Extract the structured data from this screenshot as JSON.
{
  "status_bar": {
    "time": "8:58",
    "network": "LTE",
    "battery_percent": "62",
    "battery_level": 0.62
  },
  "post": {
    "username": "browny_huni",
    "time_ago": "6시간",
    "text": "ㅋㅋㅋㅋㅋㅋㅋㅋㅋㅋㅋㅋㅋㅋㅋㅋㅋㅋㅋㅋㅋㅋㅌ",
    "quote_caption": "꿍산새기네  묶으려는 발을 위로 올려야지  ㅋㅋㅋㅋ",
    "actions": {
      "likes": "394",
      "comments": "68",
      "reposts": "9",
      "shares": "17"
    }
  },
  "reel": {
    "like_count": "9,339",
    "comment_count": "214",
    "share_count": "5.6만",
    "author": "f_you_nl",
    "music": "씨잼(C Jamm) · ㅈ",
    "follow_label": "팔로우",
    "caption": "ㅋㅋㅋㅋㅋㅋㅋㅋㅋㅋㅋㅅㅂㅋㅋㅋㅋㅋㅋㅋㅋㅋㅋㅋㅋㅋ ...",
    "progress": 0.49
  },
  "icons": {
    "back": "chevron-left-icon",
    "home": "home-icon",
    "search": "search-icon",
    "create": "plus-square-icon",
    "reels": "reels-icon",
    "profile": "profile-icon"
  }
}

* * *

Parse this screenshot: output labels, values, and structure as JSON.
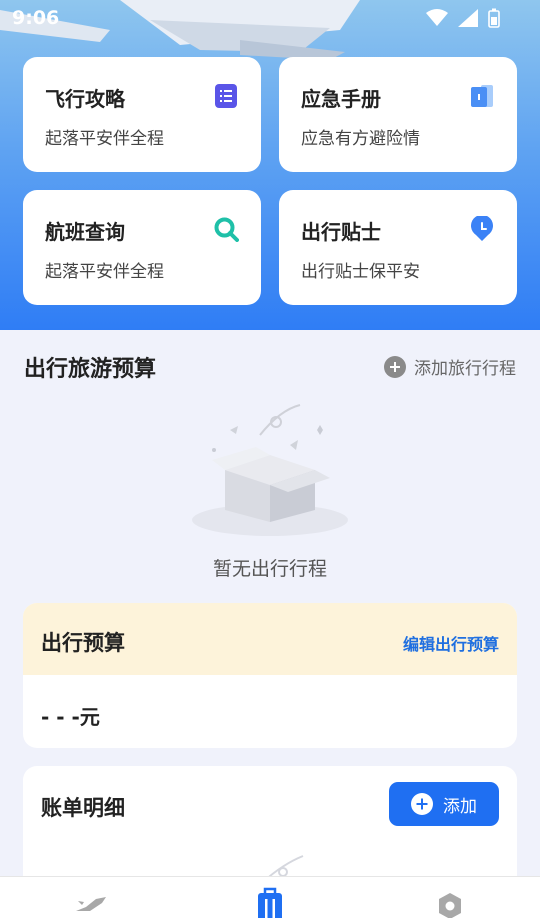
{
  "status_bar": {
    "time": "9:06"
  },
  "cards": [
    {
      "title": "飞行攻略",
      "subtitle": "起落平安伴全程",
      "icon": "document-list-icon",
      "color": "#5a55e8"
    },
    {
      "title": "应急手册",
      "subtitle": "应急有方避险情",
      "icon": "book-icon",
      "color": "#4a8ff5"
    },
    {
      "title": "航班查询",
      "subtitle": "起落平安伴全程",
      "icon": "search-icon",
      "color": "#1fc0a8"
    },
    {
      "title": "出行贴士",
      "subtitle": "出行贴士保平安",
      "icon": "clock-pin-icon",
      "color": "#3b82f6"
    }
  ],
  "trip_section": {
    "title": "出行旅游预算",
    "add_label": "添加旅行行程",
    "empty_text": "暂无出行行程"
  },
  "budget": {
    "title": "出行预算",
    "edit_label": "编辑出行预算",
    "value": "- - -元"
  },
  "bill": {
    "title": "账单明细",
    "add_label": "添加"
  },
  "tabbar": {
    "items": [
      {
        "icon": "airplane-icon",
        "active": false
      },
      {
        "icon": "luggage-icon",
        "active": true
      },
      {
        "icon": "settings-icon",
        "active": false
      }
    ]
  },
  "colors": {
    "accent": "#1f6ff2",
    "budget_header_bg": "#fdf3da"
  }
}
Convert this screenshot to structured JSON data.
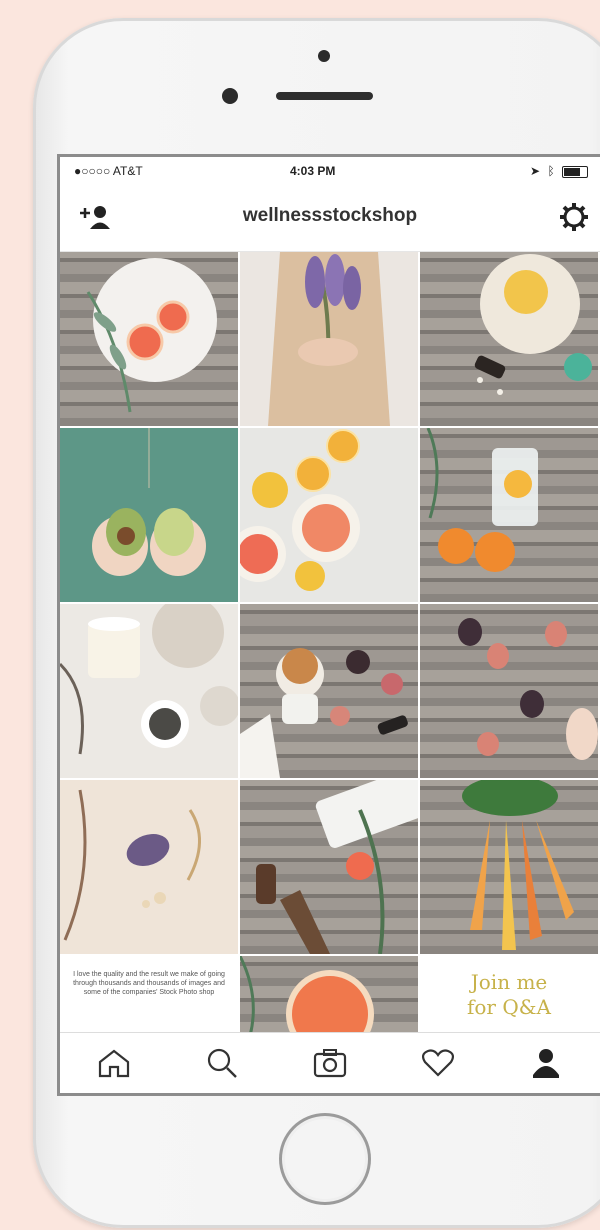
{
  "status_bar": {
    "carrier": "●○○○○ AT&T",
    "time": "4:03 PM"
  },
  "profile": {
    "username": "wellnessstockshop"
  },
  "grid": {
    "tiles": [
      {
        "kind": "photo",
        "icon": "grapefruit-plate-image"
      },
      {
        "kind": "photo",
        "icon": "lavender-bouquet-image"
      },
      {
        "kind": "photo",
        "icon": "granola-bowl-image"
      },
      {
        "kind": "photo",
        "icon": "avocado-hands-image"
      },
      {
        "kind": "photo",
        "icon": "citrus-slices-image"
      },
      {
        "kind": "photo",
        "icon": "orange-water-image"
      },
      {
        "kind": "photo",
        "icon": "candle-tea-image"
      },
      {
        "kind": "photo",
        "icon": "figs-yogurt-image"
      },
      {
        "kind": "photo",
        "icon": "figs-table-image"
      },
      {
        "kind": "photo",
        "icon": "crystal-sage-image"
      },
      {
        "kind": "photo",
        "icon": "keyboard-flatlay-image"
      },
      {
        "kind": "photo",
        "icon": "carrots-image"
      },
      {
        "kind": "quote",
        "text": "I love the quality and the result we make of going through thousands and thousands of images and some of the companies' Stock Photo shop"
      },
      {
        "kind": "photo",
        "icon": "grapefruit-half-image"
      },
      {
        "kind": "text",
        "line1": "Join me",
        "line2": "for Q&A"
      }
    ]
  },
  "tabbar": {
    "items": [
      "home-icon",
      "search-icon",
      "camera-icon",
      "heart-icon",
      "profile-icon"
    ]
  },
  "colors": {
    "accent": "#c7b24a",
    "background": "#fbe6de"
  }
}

TASK BRIEF: From the entries above, copy each line holding "data".

REPLY TO THE EXERCISE:
Extract the structured data from this screenshot as JSON.
Convert this screenshot to structured JSON data.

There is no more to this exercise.